• [WHAT TO WORK ON]:
Strip the pictures and reproduce the rest of the listing exactly.

• [DATA FOR THE TASK]:
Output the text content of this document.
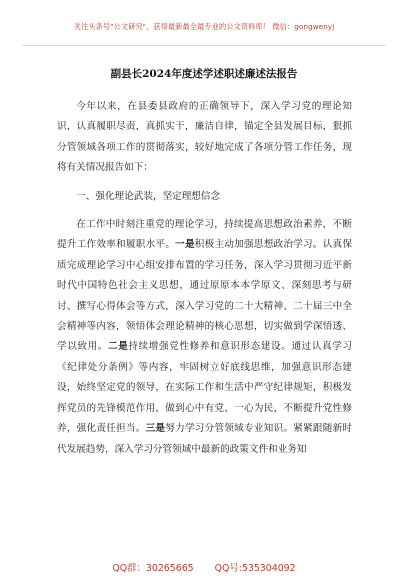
关注头条号"公文研究"，获得最新最全最专业的公文资料库！ 微信：gongwenyj
副县长2024年度述学述职述廉述法报告

今年以来，在县委县政府的正确领导下，深入学习党的理论知识，认真履职尽责，真抓实干，廉洁自律，锚定全县发展目标，狠抓分管领域各项工作的贯彻落实，较好地完成了各项分管工作任务，现将有关情况报告如下：

一、强化理论武装，坚定理想信念

在工作中时刻注重党的理论学习，持续提高思想政治素养，不断提升工作效率和履职水平。一是积极主动加强思想政治学习。认真保质完成理论学习中心组安排布置的学习任务，深入学习贯彻习近平新时代中国特色社会主义思想，通过原原本本学原文、深刻思考与研讨、撰写心得体会等方式，深入学习党的二十大精神、二十届三中全会精神等内容，领悟体会理论精神的核心思想，切实做到学深悟透、学以致用。二是持续增强党性修养和意识形态建设。通过认真学习《纪律处分条例》等内容，牢固树立好底线思维，加强意识形态建设，始终坚定党的领导，在实际工作和生活中严守纪律规矩，积极发挥党员的先锋模范作用，做到心中有党、一心为民，不断提升党性修养，强化责任担当。三是努力学习分管领域专业知识。紧紧跟随新时代发展趋势，深入学习分管领域中最新的政策文件和业务知

QQ群：30265665 QQ号:535304092
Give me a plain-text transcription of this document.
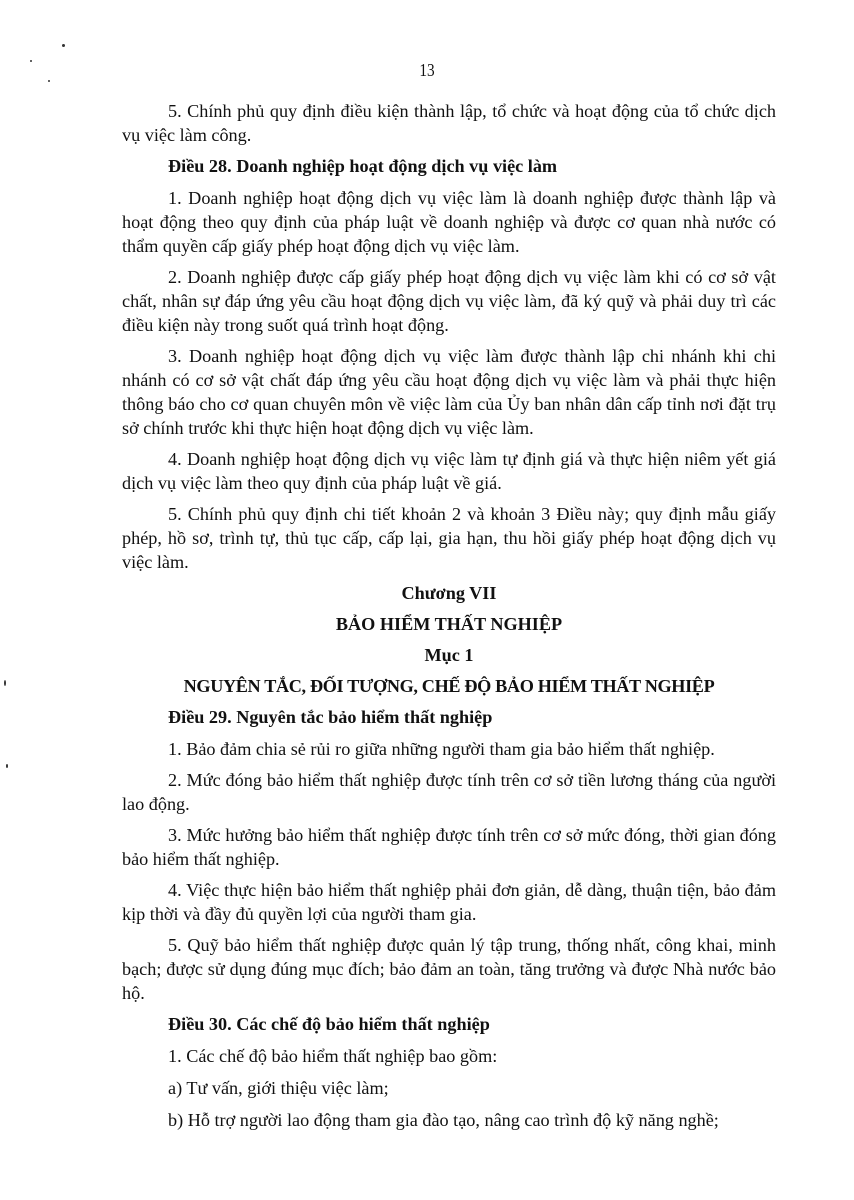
13

5. Chính phủ quy định điều kiện thành lập, tổ chức và hoạt động của tổ chức dịch vụ việc làm công.

Điều 28. Doanh nghiệp hoạt động dịch vụ việc làm

1. Doanh nghiệp hoạt động dịch vụ việc làm là doanh nghiệp được thành lập và hoạt động theo quy định của pháp luật về doanh nghiệp và được cơ quan nhà nước có thẩm quyền cấp giấy phép hoạt động dịch vụ việc làm.

2. Doanh nghiệp được cấp giấy phép hoạt động dịch vụ việc làm khi có cơ sở vật chất, nhân sự đáp ứng yêu cầu hoạt động dịch vụ việc làm, đã ký quỹ và phải duy trì các điều kiện này trong suốt quá trình hoạt động.

3. Doanh nghiệp hoạt động dịch vụ việc làm được thành lập chi nhánh khi chi nhánh có cơ sở vật chất đáp ứng yêu cầu hoạt động dịch vụ việc làm và phải thực hiện thông báo cho cơ quan chuyên môn về việc làm của Ủy ban nhân dân cấp tỉnh nơi đặt trụ sở chính trước khi thực hiện hoạt động dịch vụ việc làm.

4. Doanh nghiệp hoạt động dịch vụ việc làm tự định giá và thực hiện niêm yết giá dịch vụ việc làm theo quy định của pháp luật về giá.

5. Chính phủ quy định chi tiết khoản 2 và khoản 3 Điều này; quy định mẫu giấy phép, hồ sơ, trình tự, thủ tục cấp, cấp lại, gia hạn, thu hồi giấy phép hoạt động dịch vụ việc làm.

Chương VII

BẢO HIỂM THẤT NGHIỆP

Mục 1

NGUYÊN TẮC, ĐỐI TƯỢNG, CHẾ ĐỘ BẢO HIỂM THẤT NGHIỆP

Điều 29. Nguyên tắc bảo hiểm thất nghiệp

1. Bảo đảm chia sẻ rủi ro giữa những người tham gia bảo hiểm thất nghiệp.

2. Mức đóng bảo hiểm thất nghiệp được tính trên cơ sở tiền lương tháng của người lao động.

3. Mức hưởng bảo hiểm thất nghiệp được tính trên cơ sở mức đóng, thời gian đóng bảo hiểm thất nghiệp.

4. Việc thực hiện bảo hiểm thất nghiệp phải đơn giản, dễ dàng, thuận tiện, bảo đảm kịp thời và đầy đủ quyền lợi của người tham gia.

5. Quỹ bảo hiểm thất nghiệp được quản lý tập trung, thống nhất, công khai, minh bạch; được sử dụng đúng mục đích; bảo đảm an toàn, tăng trưởng và được Nhà nước bảo hộ.

Điều 30. Các chế độ bảo hiểm thất nghiệp

1. Các chế độ bảo hiểm thất nghiệp bao gồm:

a) Tư vấn, giới thiệu việc làm;

b) Hỗ trợ người lao động tham gia đào tạo, nâng cao trình độ kỹ năng nghề;
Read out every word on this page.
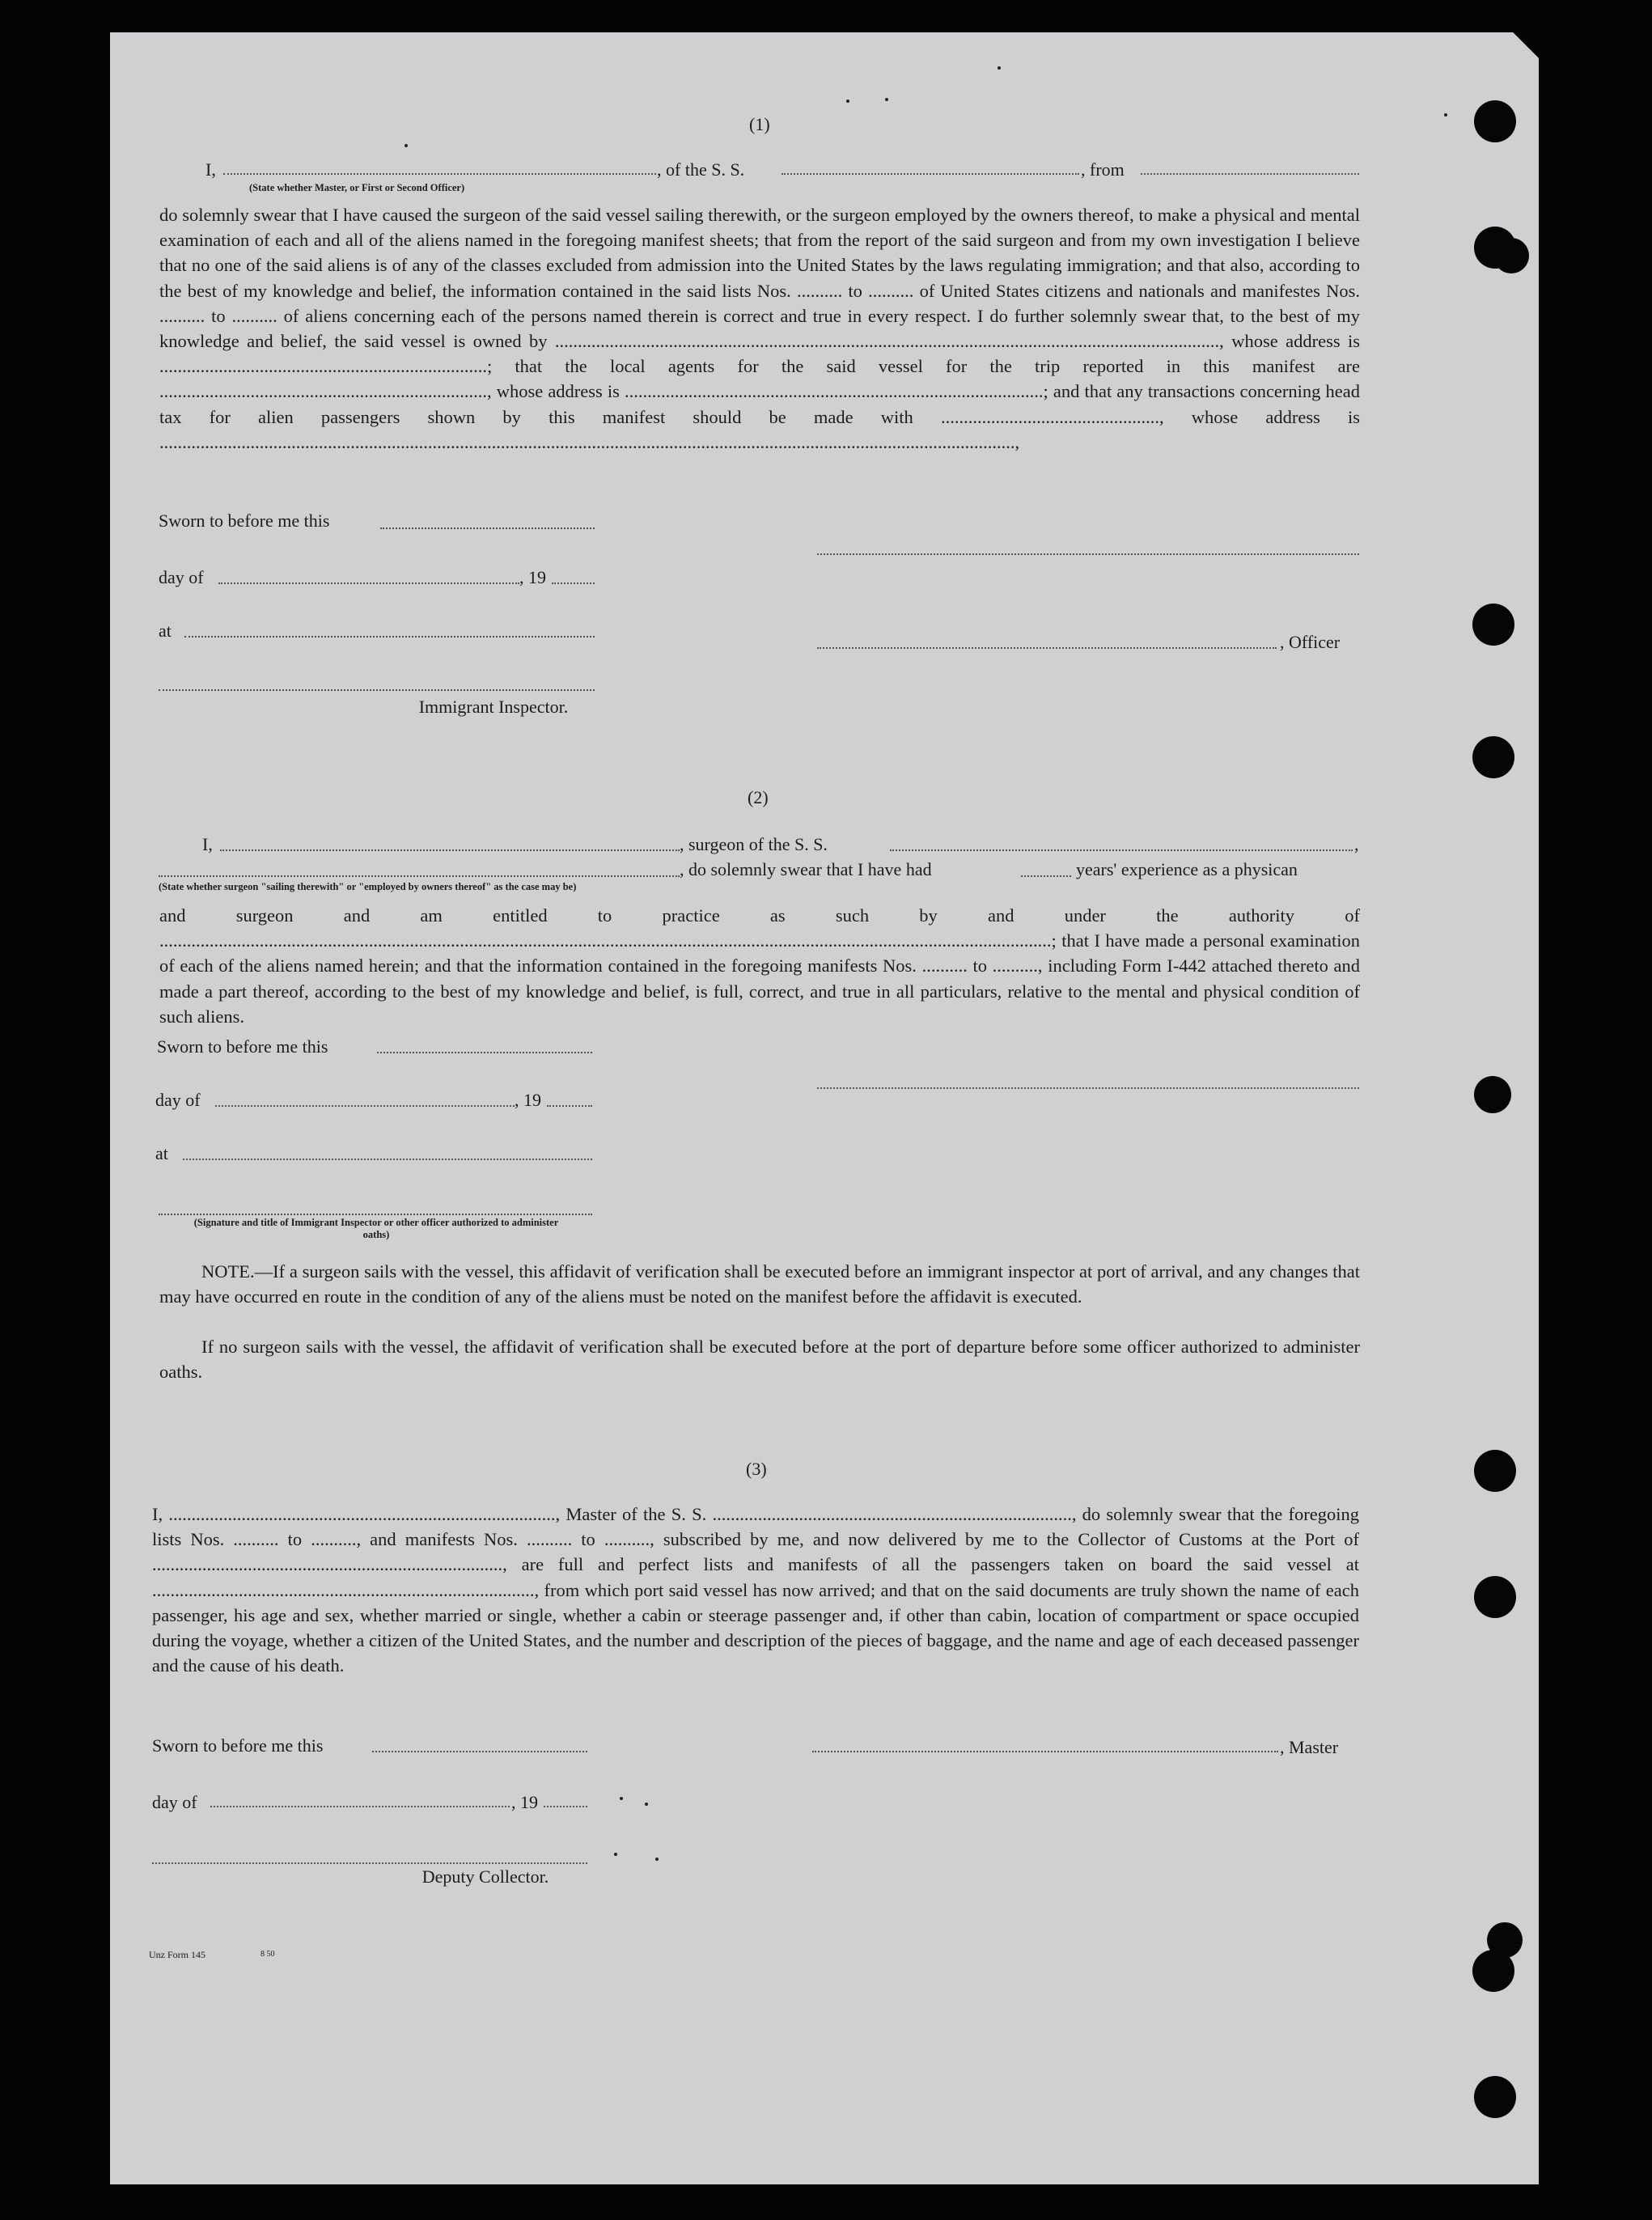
(1)
I,	, of the S. S.	, from
(State whether Master, or First or Second Officer)
do solemnly swear that I have caused the surgeon of the said vessel sailing therewith, or the surgeon employed by the owners thereof, to make a physical and mental examination of each and all of the aliens named in the foregoing manifest sheets; that from the report of the said surgeon and from my own investigation I believe that no one of the said aliens is of any of the classes excluded from admission into the United States by the laws regulating immigration; and that also, according to the best of my knowledge and belief, the information contained in the said lists Nos. .......... to .......... of United States citizens and nationals and manifestes Nos. .......... to .......... of aliens concerning each of the persons named therein is correct and true in every respect. I do further solemnly swear that, to the best of my knowledge and belief, the said vessel is owned by .................................................................................................................................................., whose address is ........................................................................; that the local agents for the said vessel for the trip reported in this manifest are ........................................................................, whose address is ............................................................................................; and that any transactions concerning head tax for alien passengers shown by this manifest should be made with ................................................, whose address is ............................................................................................................................................................................................,
Sworn to before me this
day of	, 19
at
, Officer
Immigrant Inspector.
(2)
I,	, surgeon of the S. S.	,
, do solemnly swear that I have had	years' experience as a physican
(State whether surgeon "sailing therewith" or "employed by owners thereof" as the case may be)
and surgeon and am entitled to practice as such by and under the authority of ....................................................................................................................................................................................................; that I have made a personal examination of each of the aliens named herein; and that the information contained in the foregoing manifests Nos. .......... to .........., including Form I-442 attached thereto and made a part thereof, according to the best of my knowledge and belief, is full, correct, and true in all particulars, relative to the mental and physical condition of such aliens.
Sworn to before me this
day of	, 19
at
(Signature and title of Immigrant Inspector or other officer authorized to administer oaths)
NOTE.—If a surgeon sails with the vessel, this affidavit of verification shall be executed before an immigrant inspector at port of arrival, and any changes that may have occurred en route in the condition of any of the aliens must be noted on the manifest before the affidavit is executed.
If no surgeon sails with the vessel, the affidavit of verification shall be executed before at the port of departure before some officer authorized to administer oaths.
(3)
I, ....................................................................................., Master of the S. S. ..............................................................................., do solemnly swear that the foregoing lists Nos. .......... to .........., and manifests Nos. .......... to .........., subscribed by me, and now delivered by me to the Collector of Customs at the Port of ............................................................................., are full and perfect lists and manifests of all the passengers taken on board the said vessel at ...................................................................................., from which port said vessel has now arrived; and that on the said documents are truly shown the name of each passenger, his age and sex, whether married or single, whether a cabin or steerage passenger and, if other than cabin, location of compartment or space occupied during the voyage, whether a citizen of the United States, and the number and description of the pieces of baggage, and the name and age of each deceased passenger and the cause of his death.
Sworn to before me this	, Master
day of	, 19
Deputy Collector.
Unz Form 145	8 50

• [EXERCISE RESPONSE]:
Output the text content of this document.
关注头条号"公文研究"，获得最新最全最专业的公文资料库！ 微信：gongwenyj
副县长2024年度述学述职述廉述法报告

今年以来，在县委县政府的正确领导下，深入学习党的理论知识，认真履职尽责，真抓实干，廉洁自律，锚定全县发展目标，狠抓分管领域各项工作的贯彻落实，较好地完成了各项分管工作任务，现将有关情况报告如下：

一、强化理论武装，坚定理想信念

在工作中时刻注重党的理论学习，持续提高思想政治素养，不断提升工作效率和履职水平。一是积极主动加强思想政治学习。认真保质完成理论学习中心组安排布置的学习任务，深入学习贯彻习近平新时代中国特色社会主义思想，通过原原本本学原文、深刻思考与研讨、撰写心得体会等方式，深入学习党的二十大精神、二十届三中全会精神等内容，领悟体会理论精神的核心思想，切实做到学深悟透、学以致用。二是持续增强党性修养和意识形态建设。通过认真学习《纪律处分条例》等内容，牢固树立好底线思维，加强意识形态建设，始终坚定党的领导，在实际工作和生活中严守纪律规矩，积极发挥党员的先锋模范作用，做到心中有党、一心为民，不断提升党性修养，强化责任担当。三是努力学习分管领域专业知识。紧紧跟随新时代发展趋势，深入学习分管领域中最新的政策文件和业务知

QQ群：30265665 QQ号:535304092
Give me a plain-text transcription of this document.
13

5. Chính phủ quy định điều kiện thành lập, tổ chức và hoạt động của tổ chức dịch vụ việc làm công.

Điều 28. Doanh nghiệp hoạt động dịch vụ việc làm

1. Doanh nghiệp hoạt động dịch vụ việc làm là doanh nghiệp được thành lập và hoạt động theo quy định của pháp luật về doanh nghiệp và được cơ quan nhà nước có thẩm quyền cấp giấy phép hoạt động dịch vụ việc làm.

2. Doanh nghiệp được cấp giấy phép hoạt động dịch vụ việc làm khi có cơ sở vật chất, nhân sự đáp ứng yêu cầu hoạt động dịch vụ việc làm, đã ký quỹ và phải duy trì các điều kiện này trong suốt quá trình hoạt động.

3. Doanh nghiệp hoạt động dịch vụ việc làm được thành lập chi nhánh khi chi nhánh có cơ sở vật chất đáp ứng yêu cầu hoạt động dịch vụ việc làm và phải thực hiện thông báo cho cơ quan chuyên môn về việc làm của Ủy ban nhân dân cấp tỉnh nơi đặt trụ sở chính trước khi thực hiện hoạt động dịch vụ việc làm.

4. Doanh nghiệp hoạt động dịch vụ việc làm tự định giá và thực hiện niêm yết giá dịch vụ việc làm theo quy định của pháp luật về giá.

5. Chính phủ quy định chi tiết khoản 2 và khoản 3 Điều này; quy định mẫu giấy phép, hồ sơ, trình tự, thủ tục cấp, cấp lại, gia hạn, thu hồi giấy phép hoạt động dịch vụ việc làm.

Chương VII

BẢO HIỂM THẤT NGHIỆP

Mục 1

NGUYÊN TẮC, ĐỐI TƯỢNG, CHẾ ĐỘ BẢO HIỂM THẤT NGHIỆP

Điều 29. Nguyên tắc bảo hiểm thất nghiệp

1. Bảo đảm chia sẻ rủi ro giữa những người tham gia bảo hiểm thất nghiệp.

2. Mức đóng bảo hiểm thất nghiệp được tính trên cơ sở tiền lương tháng của người lao động.

3. Mức hưởng bảo hiểm thất nghiệp được tính trên cơ sở mức đóng, thời gian đóng bảo hiểm thất nghiệp.

4. Việc thực hiện bảo hiểm thất nghiệp phải đơn giản, dễ dàng, thuận tiện, bảo đảm kịp thời và đầy đủ quyền lợi của người tham gia.

5. Quỹ bảo hiểm thất nghiệp được quản lý tập trung, thống nhất, công khai, minh bạch; được sử dụng đúng mục đích; bảo đảm an toàn, tăng trưởng và được Nhà nước bảo hộ.

Điều 30. Các chế độ bảo hiểm thất nghiệp

1. Các chế độ bảo hiểm thất nghiệp bao gồm:

a) Tư vấn, giới thiệu việc làm;

b) Hỗ trợ người lao động tham gia đào tạo, nâng cao trình độ kỹ năng nghề;
Read out every word on this page.
(1)
I,	, of the S. S.	, from
(State whether Master, or First or Second Officer)
do solemnly swear that I have caused the surgeon of the said vessel sailing therewith, or the surgeon employed by the owners thereof, to make a physical and mental examination of each and all of the aliens named in the foregoing manifest sheets; that from the report of the said surgeon and from my own investigation I believe that no one of the said aliens is of any of the classes excluded from admission into the United States by the laws regulating immigration; and that also, according to the best of my knowledge and belief, the information contained in the said lists Nos. .......... to .......... of United States citizens and nationals and manifestes Nos. .......... to .......... of aliens concerning each of the persons named therein is correct and true in every respect. I do further solemnly swear that, to the best of my knowledge and belief, the said vessel is owned by .................................................................................................................................................., whose address is ........................................................................; that the local agents for the said vessel for the trip reported in this manifest are ........................................................................, whose address is ............................................................................................; and that any transactions concerning head tax for alien passengers shown by this manifest should be made with ................................................, whose address is ............................................................................................................................................................................................,
Sworn to before me this
day of	, 19
at
, Officer
Immigrant Inspector.
(2)
I,	, surgeon of the S. S.	,
, do solemnly swear that I have had	years' experience as a physican
(State whether surgeon "sailing therewith" or "employed by owners thereof" as the case may be)
and surgeon and am entitled to practice as such by and under the authority of ....................................................................................................................................................................................................; that I have made a personal examination of each of the aliens named herein; and that the information contained in the foregoing manifests Nos. .......... to .........., including Form I-442 attached thereto and made a part thereof, according to the best of my knowledge and belief, is full, correct, and true in all particulars, relative to the mental and physical condition of such aliens.
Sworn to before me this
day of	, 19
at
(Signature and title of Immigrant Inspector or other officer authorized to administer oaths)
NOTE.—If a surgeon sails with the vessel, this affidavit of verification shall be executed before an immigrant inspector at port of arrival, and any changes that may have occurred en route in the condition of any of the aliens must be noted on the manifest before the affidavit is executed.
If no surgeon sails with the vessel, the affidavit of verification shall be executed before at the port of departure before some officer authorized to administer oaths.
(3)
I, ....................................................................................., Master of the S. S. ..............................................................................., do solemnly swear that the foregoing lists Nos. .......... to .........., and manifests Nos. .......... to .........., subscribed by me, and now delivered by me to the Collector of Customs at the Port of ............................................................................., are full and perfect lists and manifests of all the passengers taken on board the said vessel at ...................................................................................., from which port said vessel has now arrived; and that on the said documents are truly shown the name of each passenger, his age and sex, whether married or single, whether a cabin or steerage passenger and, if other than cabin, location of compartment or space occupied during the voyage, whether a citizen of the United States, and the number and description of the pieces of baggage, and the name and age of each deceased passenger and the cause of his death.
Sworn to before me this	, Master
day of	, 19
Deputy Collector.
Unz Form 145	8 50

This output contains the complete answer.